— BRIEF —
Every record should be written out exactly, please.

— SUPPLIED DATA —
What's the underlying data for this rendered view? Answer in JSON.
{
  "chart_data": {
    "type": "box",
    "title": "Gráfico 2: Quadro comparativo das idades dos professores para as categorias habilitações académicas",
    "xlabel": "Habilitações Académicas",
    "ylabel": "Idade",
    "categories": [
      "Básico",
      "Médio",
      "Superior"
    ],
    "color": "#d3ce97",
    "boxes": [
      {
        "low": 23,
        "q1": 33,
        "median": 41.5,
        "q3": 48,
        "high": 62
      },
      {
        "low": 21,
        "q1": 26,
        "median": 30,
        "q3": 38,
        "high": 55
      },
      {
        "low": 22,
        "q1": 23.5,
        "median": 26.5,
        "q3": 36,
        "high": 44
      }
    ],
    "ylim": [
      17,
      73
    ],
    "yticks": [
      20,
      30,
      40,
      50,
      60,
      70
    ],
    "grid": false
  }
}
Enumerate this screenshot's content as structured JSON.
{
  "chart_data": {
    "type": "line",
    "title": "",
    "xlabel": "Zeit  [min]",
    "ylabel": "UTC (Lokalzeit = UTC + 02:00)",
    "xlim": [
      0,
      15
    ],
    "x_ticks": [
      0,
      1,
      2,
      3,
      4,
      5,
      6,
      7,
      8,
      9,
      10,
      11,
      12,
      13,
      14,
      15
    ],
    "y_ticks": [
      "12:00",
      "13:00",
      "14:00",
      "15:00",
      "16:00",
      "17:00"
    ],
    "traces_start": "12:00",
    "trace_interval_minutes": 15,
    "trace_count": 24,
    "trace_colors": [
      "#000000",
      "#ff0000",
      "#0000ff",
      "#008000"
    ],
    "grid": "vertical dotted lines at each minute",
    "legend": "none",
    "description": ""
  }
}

— FINISHED EXERCISE —
What's the underlying data for this rendered view? Answer in JSON.
{
  "chart_data": {
    "type": "box",
    "title": "Gráfico 2: Quadro comparativo das idades dos professores para as categorias habilitações académicas",
    "xlabel": "Habilitações Académicas",
    "ylabel": "Idade",
    "categories": [
      "Básico",
      "Médio",
      "Superior"
    ],
    "color": "#d3ce97",
    "boxes": [
      {
        "low": 23,
        "q1": 33,
        "median": 41.5,
        "q3": 48,
        "high": 62
      },
      {
        "low": 21,
        "q1": 26,
        "median": 30,
        "q3": 38,
        "high": 55
      },
      {
        "low": 22,
        "q1": 23.5,
        "median": 26.5,
        "q3": 36,
        "high": 44
      }
    ],
    "ylim": [
      17,
      73
    ],
    "yticks": [
      20,
      30,
      40,
      50,
      60,
      70
    ],
    "grid": false
  }
}
Enumerate this screenshot's content as structured JSON.
{
  "chart_data": {
    "type": "line",
    "title": "",
    "xlabel": "Zeit  [min]",
    "ylabel": "UTC (Lokalzeit = UTC + 02:00)",
    "xlim": [
      0,
      15
    ],
    "x_ticks": [
      0,
      1,
      2,
      3,
      4,
      5,
      6,
      7,
      8,
      9,
      10,
      11,
      12,
      13,
      14,
      15
    ],
    "y_ticks": [
      "12:00",
      "13:00",
      "14:00",
      "15:00",
      "16:00",
      "17:00"
    ],
    "traces_start": "12:00",
    "trace_interval_minutes": 15,
    "trace_count": 24,
    "trace_colors": [
      "#000000",
      "#ff0000",
      "#0000ff",
      "#008000"
    ],
    "grid": "vertical dotted lines at each minute",
    "legend": "none",
    "description": ""
  }
}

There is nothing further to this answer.